Instruction: Every record must be repeated exactly; omit any pictures they contain.

-.-.-

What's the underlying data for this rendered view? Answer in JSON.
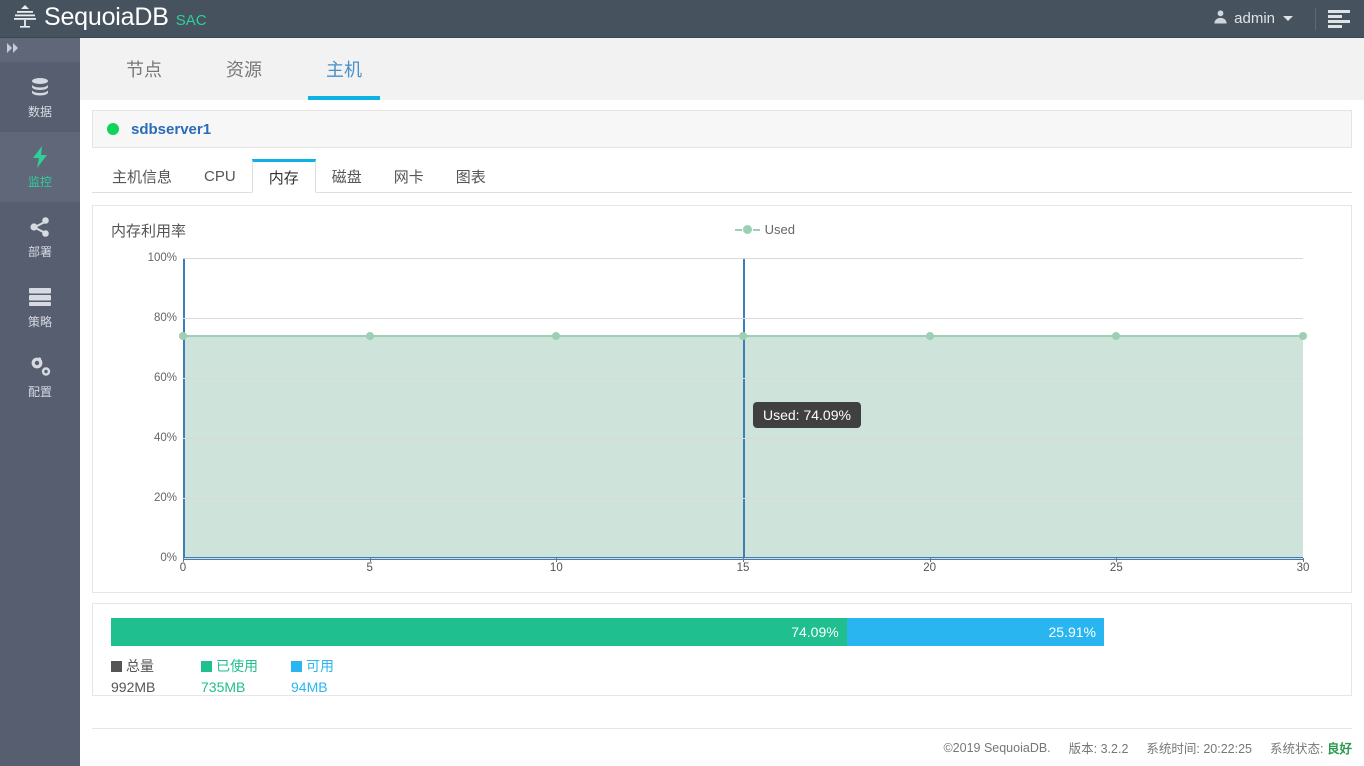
{
  "topbar": {
    "brand": "SequoiaDB",
    "brand_sub": "SAC",
    "logo_icon": "tree-icon",
    "user_name": "admin",
    "user_icon": "user-icon",
    "caret_icon": "chevron-down-icon",
    "menu_icon": "list-menu-icon",
    "bg_color": "#46525e",
    "accent_color": "#2dd09a"
  },
  "sidebar": {
    "toggle_icon": "chevron-double-right-icon",
    "items": [
      {
        "label": "数据",
        "icon": "database-icon",
        "active": false
      },
      {
        "label": "监控",
        "icon": "lightning-bolt-icon",
        "active": true
      },
      {
        "label": "部署",
        "icon": "share-nodes-icon",
        "active": false
      },
      {
        "label": "策略",
        "icon": "server-list-icon",
        "active": false
      },
      {
        "label": "配置",
        "icon": "gears-icon",
        "active": false
      }
    ]
  },
  "main_tabs": [
    {
      "label": "节点",
      "active": false
    },
    {
      "label": "资源",
      "active": false
    },
    {
      "label": "主机",
      "active": true
    }
  ],
  "host_panel": {
    "status_icon": "status-dot-green",
    "status_color": "#0ed459",
    "title": "sdbserver1"
  },
  "sub_tabs": [
    {
      "label": "主机信息",
      "active": false
    },
    {
      "label": "CPU",
      "active": false
    },
    {
      "label": "内存",
      "active": true
    },
    {
      "label": "磁盘",
      "active": false
    },
    {
      "label": "网卡",
      "active": false
    },
    {
      "label": "图表",
      "active": false
    }
  ],
  "chart_data": {
    "type": "area",
    "title": "内存利用率",
    "xlabel": "",
    "ylabel": "",
    "grid": true,
    "legend_position": "top-center",
    "legend": [
      "Used"
    ],
    "series": [
      {
        "name": "Used",
        "color": "#9ccfb4",
        "fill_color": "#cee3d9",
        "x": [
          0,
          5,
          10,
          15,
          20,
          25,
          30
        ],
        "values": [
          74.09,
          74.09,
          74.09,
          74.09,
          74.09,
          74.09,
          74.09
        ]
      }
    ],
    "x": [
      0,
      5,
      10,
      15,
      20,
      25,
      30
    ],
    "xticks": [
      "0",
      "5",
      "10",
      "15",
      "20",
      "25",
      "30"
    ],
    "xlim": [
      0,
      30
    ],
    "yticks": [
      "0%",
      "20%",
      "40%",
      "60%",
      "80%",
      "100%"
    ],
    "ytick_values": [
      0,
      20,
      40,
      60,
      80,
      100
    ],
    "ylim": [
      0,
      100
    ],
    "axis_color": "#3d7eb8",
    "crosshair_x": 15,
    "tooltip": "Used: 74.09%"
  },
  "usage_bar": {
    "used_pct_label": "74.09%",
    "free_pct_label": "25.91%",
    "used_pct": 74.09,
    "free_pct": 25.91,
    "used_color": "#1fbf8f",
    "free_color": "#29b6f0",
    "legend": [
      {
        "label": "总量",
        "value": "992MB",
        "color": "#555555",
        "text_color": "#555555"
      },
      {
        "label": "已使用",
        "value": "735MB",
        "color": "#1fbf8f",
        "text_color": "#1fbf8f"
      },
      {
        "label": "可用",
        "value": "94MB",
        "color": "#29b6f0",
        "text_color": "#29b6f0"
      }
    ]
  },
  "footer": {
    "copyright": "©2019 SequoiaDB.",
    "version_label": "版本: 3.2.2",
    "time_label": "系统时间: 20:22:25",
    "status_prefix": "系统状态:",
    "status_value": "良好"
  }
}
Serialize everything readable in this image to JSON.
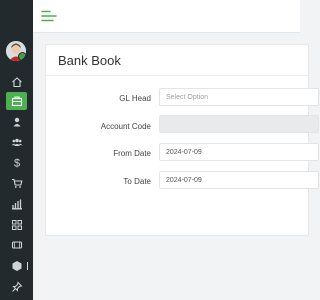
{
  "page": {
    "title": "Bank Book"
  },
  "sidebar": {
    "items": [
      {
        "icon": "home-icon",
        "active": false
      },
      {
        "icon": "briefcase-icon",
        "active": true
      },
      {
        "icon": "user-icon",
        "active": false
      },
      {
        "icon": "users-icon",
        "active": false
      },
      {
        "icon": "dollar-icon",
        "active": false
      },
      {
        "icon": "cart-icon",
        "active": false
      },
      {
        "icon": "bar-chart-icon",
        "active": false
      },
      {
        "icon": "grid-icon",
        "active": false
      },
      {
        "icon": "panel-icon",
        "active": false
      },
      {
        "icon": "cube-icon",
        "active": false
      },
      {
        "icon": "pin-icon",
        "active": false
      }
    ]
  },
  "form": {
    "gl_head": {
      "label": "GL Head",
      "placeholder": "Select Option"
    },
    "account_code": {
      "label": "Account Code",
      "value": ""
    },
    "from_date": {
      "label": "From Date",
      "value": "2024-07-09"
    },
    "to_date": {
      "label": "To Date",
      "value": "2024-07-09"
    }
  },
  "colors": {
    "accent": "#4caf50",
    "sidebar": "#232a2e"
  }
}
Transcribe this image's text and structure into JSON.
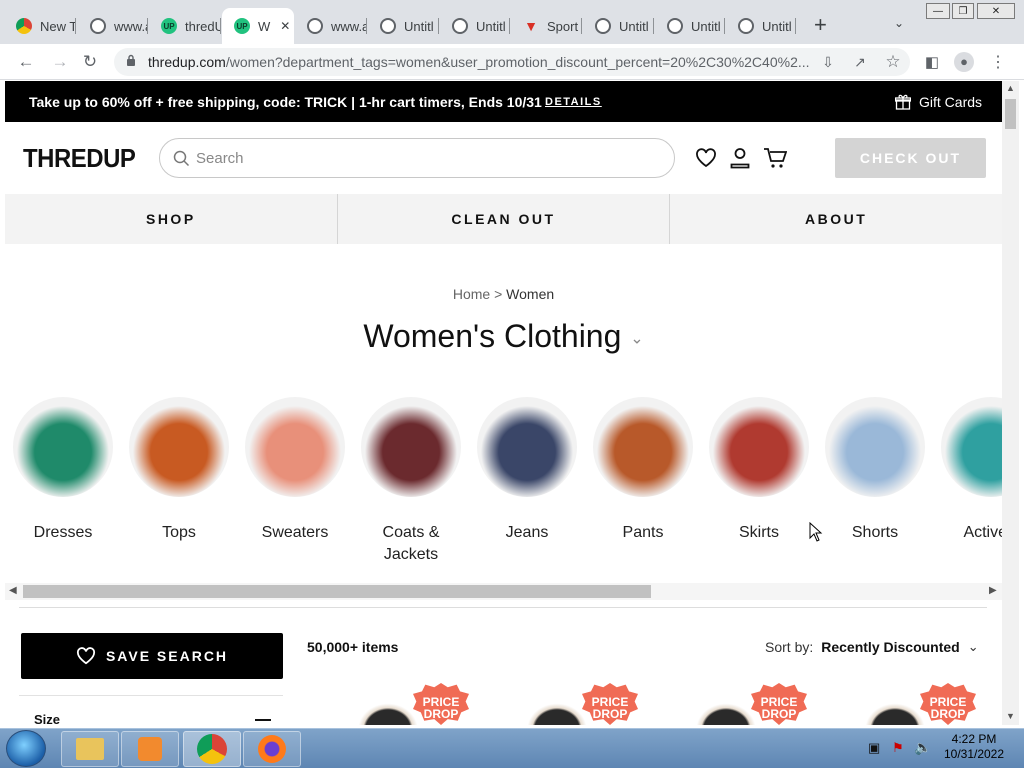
{
  "browser": {
    "tabs": [
      {
        "title": "New T",
        "favicon": "chrome-icon"
      },
      {
        "title": "www.a",
        "favicon": "globe-icon"
      },
      {
        "title": "thredU",
        "favicon": "thredup-icon"
      },
      {
        "title": "W",
        "favicon": "thredup-icon",
        "active": true
      },
      {
        "title": "www.a",
        "favicon": "globe-icon"
      },
      {
        "title": "Untitl",
        "favicon": "globe-icon"
      },
      {
        "title": "Untitl",
        "favicon": "globe-icon"
      },
      {
        "title": "Sport",
        "favicon": "sport-icon"
      },
      {
        "title": "Untitl",
        "favicon": "globe-icon"
      },
      {
        "title": "Untitl",
        "favicon": "globe-icon"
      },
      {
        "title": "Untitl",
        "favicon": "globe-icon"
      }
    ],
    "url_host": "thredup.com",
    "url_path": "/women?department_tags=women&user_promotion_discount_percent=20%2C30%2C40%2..."
  },
  "promo": {
    "text": "Take up to 60% off + free shipping, code: TRICK | 1-hr cart timers, Ends 10/31",
    "details": "DETAILS",
    "gift_cards": "Gift Cards"
  },
  "header": {
    "logo": "THREDUP",
    "search_placeholder": "Search",
    "checkout": "CHECK OUT"
  },
  "nav": {
    "shop": "SHOP",
    "clean_out": "CLEAN OUT",
    "about": "ABOUT"
  },
  "breadcrumb": {
    "home": "Home",
    "sep": ">",
    "current": "Women"
  },
  "heading": "Women's Clothing",
  "categories": [
    {
      "label": "Dresses",
      "color": "#1f8a6a"
    },
    {
      "label": "Tops",
      "color": "#c85a22"
    },
    {
      "label": "Sweaters",
      "color": "#e8907a"
    },
    {
      "label": "Coats & Jackets",
      "color": "#6b2a2e"
    },
    {
      "label": "Jeans",
      "color": "#3a4668"
    },
    {
      "label": "Pants",
      "color": "#b8592a"
    },
    {
      "label": "Skirts",
      "color": "#b03a30"
    },
    {
      "label": "Shorts",
      "color": "#9ab8d8"
    },
    {
      "label": "Activew",
      "color": "#2fa0a0"
    }
  ],
  "results": {
    "save_search": "SAVE SEARCH",
    "count": "50,000+ items",
    "sort_label": "Sort by:",
    "sort_value": "Recently Discounted",
    "size_label": "Size",
    "badge": "PRICE DROP"
  },
  "taskbar": {
    "time": "4:22 PM",
    "date": "10/31/2022"
  }
}
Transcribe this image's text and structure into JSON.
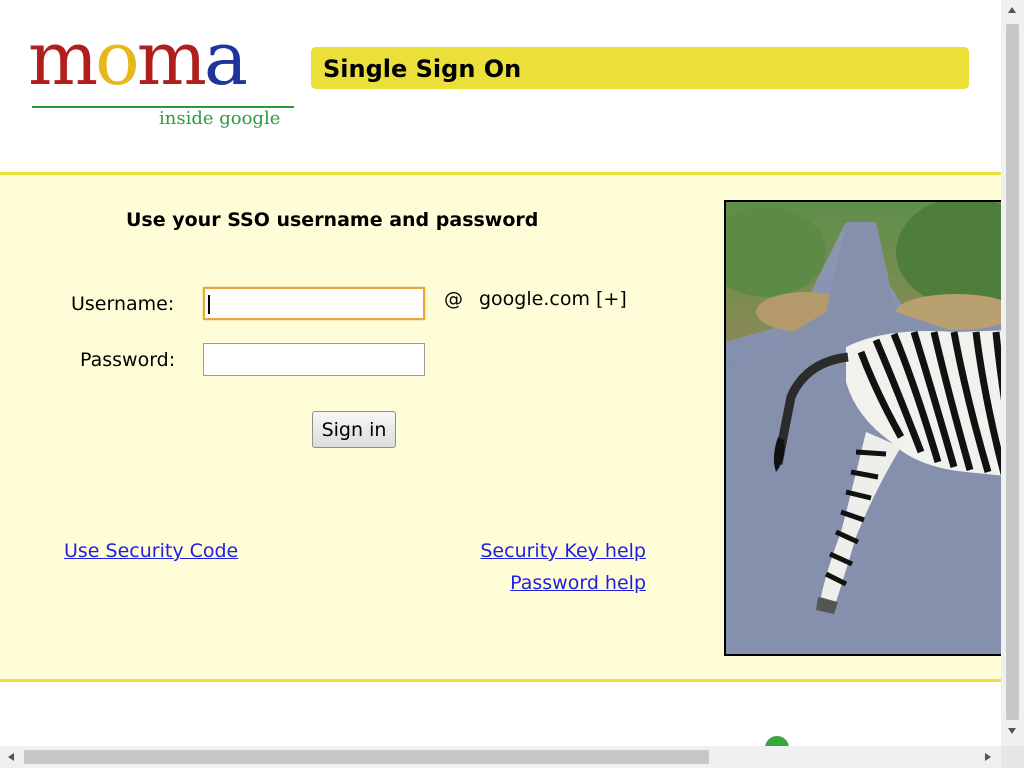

-.-.-

Task result:
What's the underlying data for this rendered view? Answer in JSON.
{
  "topbar": {
    "brand": "SequoiaDB",
    "brand_sub": "SAC",
    "logo_icon": "tree-icon",
    "user_name": "admin",
    "user_icon": "user-icon",
    "caret_icon": "chevron-down-icon",
    "menu_icon": "list-menu-icon",
    "bg_color": "#46525e",
    "accent_color": "#2dd09a"
  },
  "sidebar": {
    "toggle_icon": "chevron-double-right-icon",
    "items": [
      {
        "label": "数据",
        "icon": "database-icon",
        "active": false
      },
      {
        "label": "监控",
        "icon": "lightning-bolt-icon",
        "active": true
      },
      {
        "label": "部署",
        "icon": "share-nodes-icon",
        "active": false
      },
      {
        "label": "策略",
        "icon": "server-list-icon",
        "active": false
      },
      {
        "label": "配置",
        "icon": "gears-icon",
        "active": false
      }
    ]
  },
  "main_tabs": [
    {
      "label": "节点",
      "active": false
    },
    {
      "label": "资源",
      "active": false
    },
    {
      "label": "主机",
      "active": true
    }
  ],
  "host_panel": {
    "status_icon": "status-dot-green",
    "status_color": "#0ed459",
    "title": "sdbserver1"
  },
  "sub_tabs": [
    {
      "label": "主机信息",
      "active": false
    },
    {
      "label": "CPU",
      "active": false
    },
    {
      "label": "内存",
      "active": true
    },
    {
      "label": "磁盘",
      "active": false
    },
    {
      "label": "网卡",
      "active": false
    },
    {
      "label": "图表",
      "active": false
    }
  ],
  "chart_data": {
    "type": "area",
    "title": "内存利用率",
    "xlabel": "",
    "ylabel": "",
    "grid": true,
    "legend_position": "top-center",
    "legend": [
      "Used"
    ],
    "series": [
      {
        "name": "Used",
        "color": "#9ccfb4",
        "fill_color": "#cee3d9",
        "x": [
          0,
          5,
          10,
          15,
          20,
          25,
          30
        ],
        "values": [
          74.09,
          74.09,
          74.09,
          74.09,
          74.09,
          74.09,
          74.09
        ]
      }
    ],
    "x": [
      0,
      5,
      10,
      15,
      20,
      25,
      30
    ],
    "xticks": [
      "0",
      "5",
      "10",
      "15",
      "20",
      "25",
      "30"
    ],
    "xlim": [
      0,
      30
    ],
    "yticks": [
      "0%",
      "20%",
      "40%",
      "60%",
      "80%",
      "100%"
    ],
    "ytick_values": [
      0,
      20,
      40,
      60,
      80,
      100
    ],
    "ylim": [
      0,
      100
    ],
    "axis_color": "#3d7eb8",
    "crosshair_x": 15,
    "tooltip": "Used: 74.09%"
  },
  "usage_bar": {
    "used_pct_label": "74.09%",
    "free_pct_label": "25.91%",
    "used_pct": 74.09,
    "free_pct": 25.91,
    "used_color": "#1fbf8f",
    "free_color": "#29b6f0",
    "legend": [
      {
        "label": "总量",
        "value": "992MB",
        "color": "#555555",
        "text_color": "#555555"
      },
      {
        "label": "已使用",
        "value": "735MB",
        "color": "#1fbf8f",
        "text_color": "#1fbf8f"
      },
      {
        "label": "可用",
        "value": "94MB",
        "color": "#29b6f0",
        "text_color": "#29b6f0"
      }
    ]
  },
  "footer": {
    "copyright": "©2019 SequoiaDB.",
    "version_label": "版本: 3.2.2",
    "time_label": "系统时间: 20:22:25",
    "status_prefix": "系统状态:",
    "status_value": "良好"
  }
}
Serialize everything readable in this image to JSON.
{
  "page": {
    "title": "Bank Book"
  },
  "sidebar": {
    "items": [
      {
        "icon": "home-icon",
        "active": false
      },
      {
        "icon": "briefcase-icon",
        "active": true
      },
      {
        "icon": "user-icon",
        "active": false
      },
      {
        "icon": "users-icon",
        "active": false
      },
      {
        "icon": "dollar-icon",
        "active": false
      },
      {
        "icon": "cart-icon",
        "active": false
      },
      {
        "icon": "bar-chart-icon",
        "active": false
      },
      {
        "icon": "grid-icon",
        "active": false
      },
      {
        "icon": "panel-icon",
        "active": false
      },
      {
        "icon": "cube-icon",
        "active": false
      },
      {
        "icon": "pin-icon",
        "active": false
      }
    ]
  },
  "form": {
    "gl_head": {
      "label": "GL Head",
      "placeholder": "Select Option"
    },
    "account_code": {
      "label": "Account Code",
      "value": ""
    },
    "from_date": {
      "label": "From Date",
      "value": "2024-07-09"
    },
    "to_date": {
      "label": "To Date",
      "value": "2024-07-09"
    }
  },
  "colors": {
    "accent": "#4caf50",
    "sidebar": "#232a2e"
  }
}
Transcribe this image's text and structure into JSON.
{
  "browser": {
    "tabs": [
      {
        "title": "New T",
        "favicon": "chrome-icon"
      },
      {
        "title": "www.a",
        "favicon": "globe-icon"
      },
      {
        "title": "thredU",
        "favicon": "thredup-icon"
      },
      {
        "title": "W",
        "favicon": "thredup-icon",
        "active": true
      },
      {
        "title": "www.a",
        "favicon": "globe-icon"
      },
      {
        "title": "Untitl",
        "favicon": "globe-icon"
      },
      {
        "title": "Untitl",
        "favicon": "globe-icon"
      },
      {
        "title": "Sport",
        "favicon": "sport-icon"
      },
      {
        "title": "Untitl",
        "favicon": "globe-icon"
      },
      {
        "title": "Untitl",
        "favicon": "globe-icon"
      },
      {
        "title": "Untitl",
        "favicon": "globe-icon"
      }
    ],
    "url_host": "thredup.com",
    "url_path": "/women?department_tags=women&user_promotion_discount_percent=20%2C30%2C40%2..."
  },
  "promo": {
    "text": "Take up to 60% off + free shipping, code: TRICK | 1-hr cart timers, Ends 10/31",
    "details": "DETAILS",
    "gift_cards": "Gift Cards"
  },
  "header": {
    "logo": "THREDUP",
    "search_placeholder": "Search",
    "checkout": "CHECK OUT"
  },
  "nav": {
    "shop": "SHOP",
    "clean_out": "CLEAN OUT",
    "about": "ABOUT"
  },
  "breadcrumb": {
    "home": "Home",
    "sep": ">",
    "current": "Women"
  },
  "heading": "Women's Clothing",
  "categories": [
    {
      "label": "Dresses",
      "color": "#1f8a6a"
    },
    {
      "label": "Tops",
      "color": "#c85a22"
    },
    {
      "label": "Sweaters",
      "color": "#e8907a"
    },
    {
      "label": "Coats & Jackets",
      "color": "#6b2a2e"
    },
    {
      "label": "Jeans",
      "color": "#3a4668"
    },
    {
      "label": "Pants",
      "color": "#b8592a"
    },
    {
      "label": "Skirts",
      "color": "#b03a30"
    },
    {
      "label": "Shorts",
      "color": "#9ab8d8"
    },
    {
      "label": "Activew",
      "color": "#2fa0a0"
    }
  ],
  "results": {
    "save_search": "SAVE SEARCH",
    "count": "50,000+ items",
    "sort_label": "Sort by:",
    "sort_value": "Recently Discounted",
    "size_label": "Size",
    "badge": "PRICE DROP"
  },
  "taskbar": {
    "time": "4:22 PM",
    "date": "10/31/2022"
  }
}
Transcribe this image's text and structure into JSON.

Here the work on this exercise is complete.